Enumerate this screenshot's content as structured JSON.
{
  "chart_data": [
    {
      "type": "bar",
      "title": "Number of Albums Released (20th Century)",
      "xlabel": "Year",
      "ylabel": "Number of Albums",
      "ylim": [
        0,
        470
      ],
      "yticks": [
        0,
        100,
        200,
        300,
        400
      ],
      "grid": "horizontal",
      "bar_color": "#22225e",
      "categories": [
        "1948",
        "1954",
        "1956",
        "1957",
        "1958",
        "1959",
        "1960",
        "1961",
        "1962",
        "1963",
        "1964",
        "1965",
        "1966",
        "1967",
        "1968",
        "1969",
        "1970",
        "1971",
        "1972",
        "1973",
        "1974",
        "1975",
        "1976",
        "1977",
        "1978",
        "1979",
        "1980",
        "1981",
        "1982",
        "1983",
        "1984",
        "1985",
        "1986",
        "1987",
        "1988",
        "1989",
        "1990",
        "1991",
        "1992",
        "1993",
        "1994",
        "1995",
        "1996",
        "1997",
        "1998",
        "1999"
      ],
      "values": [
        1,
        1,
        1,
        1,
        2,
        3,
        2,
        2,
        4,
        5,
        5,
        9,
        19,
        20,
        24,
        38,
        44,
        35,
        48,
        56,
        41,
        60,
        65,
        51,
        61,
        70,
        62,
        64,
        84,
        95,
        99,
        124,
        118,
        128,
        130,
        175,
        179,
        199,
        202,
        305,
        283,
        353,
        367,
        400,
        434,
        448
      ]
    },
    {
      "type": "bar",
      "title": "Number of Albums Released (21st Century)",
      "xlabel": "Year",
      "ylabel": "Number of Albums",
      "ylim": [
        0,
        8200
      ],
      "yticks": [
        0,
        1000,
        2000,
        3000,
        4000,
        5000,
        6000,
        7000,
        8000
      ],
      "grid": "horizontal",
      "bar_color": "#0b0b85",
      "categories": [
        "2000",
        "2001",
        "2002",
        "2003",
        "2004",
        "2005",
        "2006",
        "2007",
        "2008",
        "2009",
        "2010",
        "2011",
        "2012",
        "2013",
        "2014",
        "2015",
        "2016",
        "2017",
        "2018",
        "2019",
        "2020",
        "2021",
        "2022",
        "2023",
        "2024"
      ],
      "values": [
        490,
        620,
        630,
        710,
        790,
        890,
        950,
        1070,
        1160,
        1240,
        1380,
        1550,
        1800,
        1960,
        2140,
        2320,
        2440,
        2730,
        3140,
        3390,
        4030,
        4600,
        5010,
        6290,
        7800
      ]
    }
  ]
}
-----
[The request]: Reproduce each line of the entries in which the word "Century" is found.

[Written reply]:
      "title": "Number of Albums Released (20th Century)",
      "title": "Number of Albums Released (21st Century)",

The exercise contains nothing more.